### Task material
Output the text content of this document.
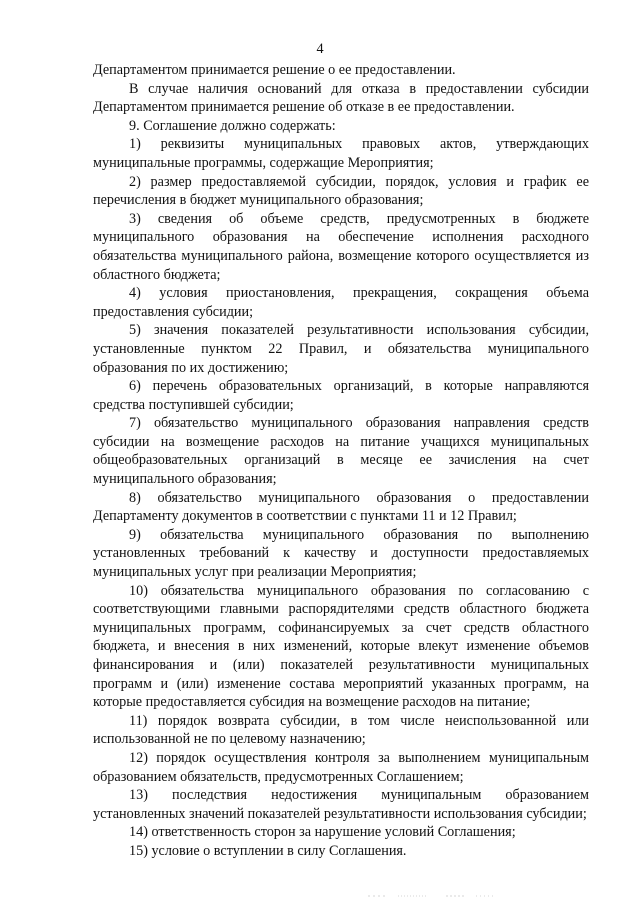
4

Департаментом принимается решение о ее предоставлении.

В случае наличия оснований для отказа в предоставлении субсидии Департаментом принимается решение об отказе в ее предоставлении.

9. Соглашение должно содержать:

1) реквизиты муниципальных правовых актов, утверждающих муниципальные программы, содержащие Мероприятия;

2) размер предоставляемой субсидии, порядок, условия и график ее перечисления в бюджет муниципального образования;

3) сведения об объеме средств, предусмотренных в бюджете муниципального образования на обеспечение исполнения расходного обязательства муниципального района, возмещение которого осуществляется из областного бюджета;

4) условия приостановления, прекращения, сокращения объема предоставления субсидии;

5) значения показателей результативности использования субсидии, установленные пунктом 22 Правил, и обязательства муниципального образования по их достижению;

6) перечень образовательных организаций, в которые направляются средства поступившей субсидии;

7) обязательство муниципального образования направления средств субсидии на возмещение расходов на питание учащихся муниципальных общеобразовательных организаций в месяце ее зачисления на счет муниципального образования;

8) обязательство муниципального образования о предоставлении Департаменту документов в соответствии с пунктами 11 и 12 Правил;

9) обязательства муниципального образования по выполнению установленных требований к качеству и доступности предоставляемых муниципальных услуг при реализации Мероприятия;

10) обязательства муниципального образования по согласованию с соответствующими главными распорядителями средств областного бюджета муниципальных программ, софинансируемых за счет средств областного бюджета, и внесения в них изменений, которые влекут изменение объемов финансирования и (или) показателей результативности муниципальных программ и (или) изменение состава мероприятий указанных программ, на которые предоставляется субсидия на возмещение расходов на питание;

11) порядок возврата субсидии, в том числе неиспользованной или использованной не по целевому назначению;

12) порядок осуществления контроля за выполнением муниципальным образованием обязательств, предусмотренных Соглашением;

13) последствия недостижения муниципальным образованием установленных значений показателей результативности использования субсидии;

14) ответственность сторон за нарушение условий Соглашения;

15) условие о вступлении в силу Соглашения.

...

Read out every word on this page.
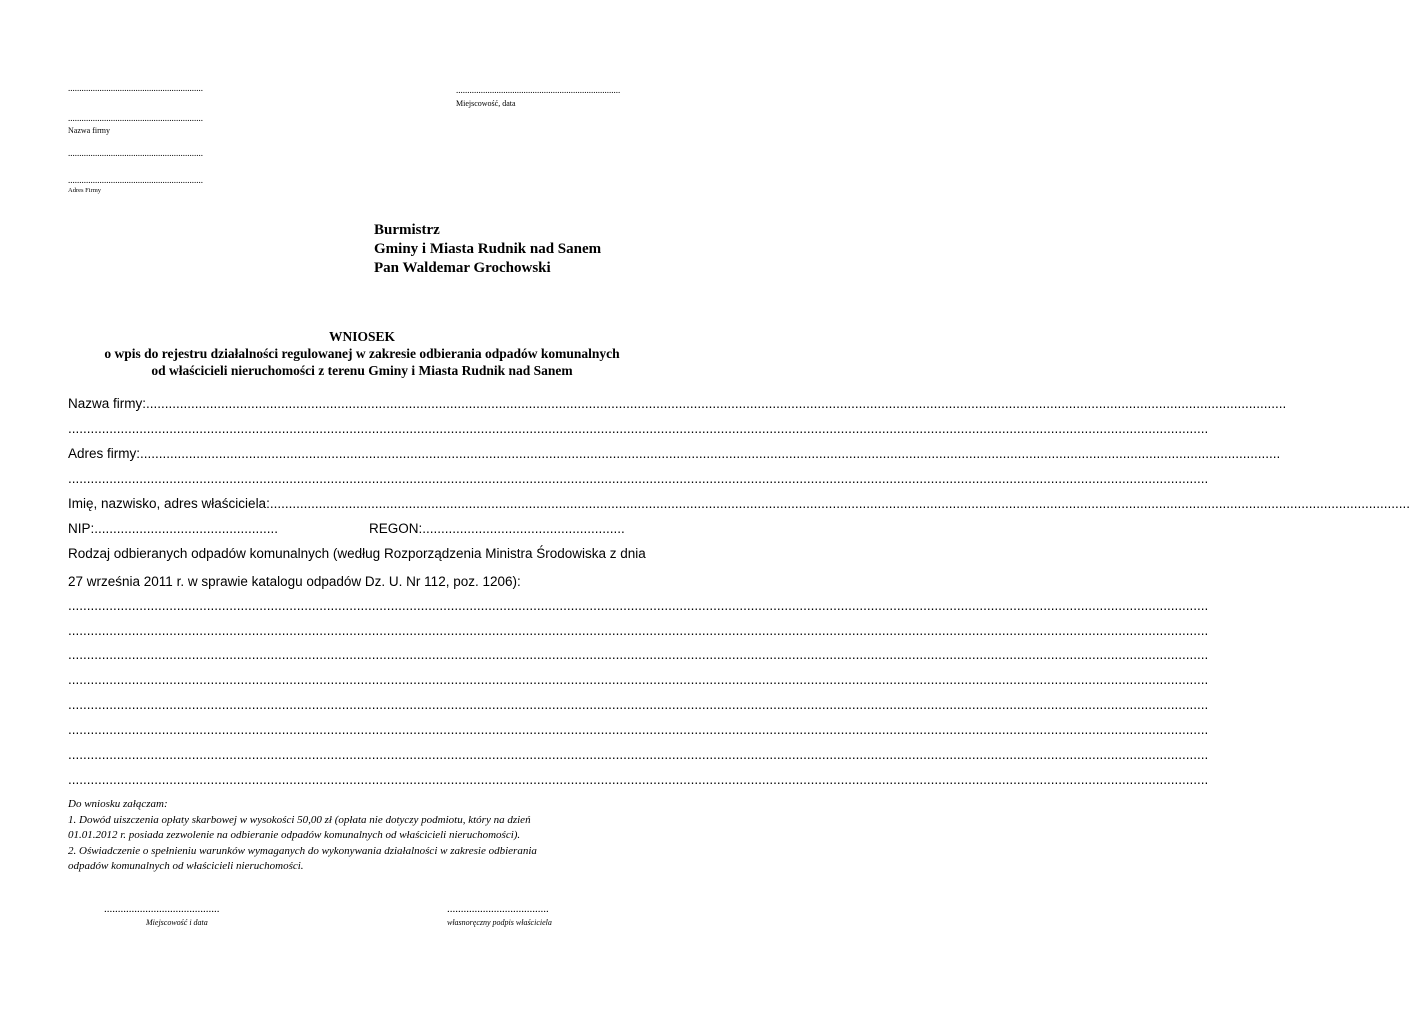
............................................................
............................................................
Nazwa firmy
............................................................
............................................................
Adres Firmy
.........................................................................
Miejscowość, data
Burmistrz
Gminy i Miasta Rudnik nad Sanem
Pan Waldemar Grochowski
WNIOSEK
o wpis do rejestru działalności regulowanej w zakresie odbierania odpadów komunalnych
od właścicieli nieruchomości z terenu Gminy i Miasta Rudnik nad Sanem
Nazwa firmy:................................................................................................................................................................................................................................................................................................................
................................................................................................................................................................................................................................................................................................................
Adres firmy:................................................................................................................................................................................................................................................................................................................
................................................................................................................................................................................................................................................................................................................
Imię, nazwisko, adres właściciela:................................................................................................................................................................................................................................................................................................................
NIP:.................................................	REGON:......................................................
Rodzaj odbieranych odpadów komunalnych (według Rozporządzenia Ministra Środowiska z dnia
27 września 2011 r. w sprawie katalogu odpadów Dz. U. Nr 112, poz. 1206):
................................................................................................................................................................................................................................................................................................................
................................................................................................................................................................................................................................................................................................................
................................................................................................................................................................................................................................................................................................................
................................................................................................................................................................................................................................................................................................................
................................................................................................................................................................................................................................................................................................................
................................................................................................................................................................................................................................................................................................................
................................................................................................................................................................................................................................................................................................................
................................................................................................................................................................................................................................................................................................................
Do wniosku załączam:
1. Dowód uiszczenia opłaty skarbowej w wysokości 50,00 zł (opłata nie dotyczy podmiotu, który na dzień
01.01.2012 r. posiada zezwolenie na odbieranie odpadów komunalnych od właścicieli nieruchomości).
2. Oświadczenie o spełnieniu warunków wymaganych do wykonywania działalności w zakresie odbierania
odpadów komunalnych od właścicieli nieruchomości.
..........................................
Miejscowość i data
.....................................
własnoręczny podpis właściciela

### Your goal
Report only the number of lines in the listing that contain the word "порядок".

### Task solution
3